-- Supplied material start --
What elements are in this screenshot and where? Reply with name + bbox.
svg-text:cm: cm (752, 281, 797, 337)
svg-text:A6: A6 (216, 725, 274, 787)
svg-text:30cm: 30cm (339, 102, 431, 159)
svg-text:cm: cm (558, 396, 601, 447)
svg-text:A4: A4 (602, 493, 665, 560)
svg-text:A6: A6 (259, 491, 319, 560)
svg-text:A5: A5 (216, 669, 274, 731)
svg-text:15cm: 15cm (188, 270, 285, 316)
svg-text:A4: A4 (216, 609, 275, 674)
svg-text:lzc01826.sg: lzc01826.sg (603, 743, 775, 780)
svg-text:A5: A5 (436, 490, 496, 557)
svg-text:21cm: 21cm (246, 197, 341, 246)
-- Supplied material end --
**Written task**
Pull out every line above that contains the string "text".

**Response**
svg-text:cm: cm (752, 281, 797, 337)
svg-text:A6: A6 (216, 725, 274, 787)
svg-text:30cm: 30cm (339, 102, 431, 159)
svg-text:cm: cm (558, 396, 601, 447)
svg-text:A4: A4 (602, 493, 665, 560)
svg-text:A6: A6 (259, 491, 319, 560)
svg-text:A5: A5 (216, 669, 274, 731)
svg-text:15cm: 15cm (188, 270, 285, 316)
svg-text:A4: A4 (216, 609, 275, 674)
svg-text:lzc01826.sg: lzc01826.sg (603, 743, 775, 780)
svg-text:A5: A5 (436, 490, 496, 557)
svg-text:21cm: 21cm (246, 197, 341, 246)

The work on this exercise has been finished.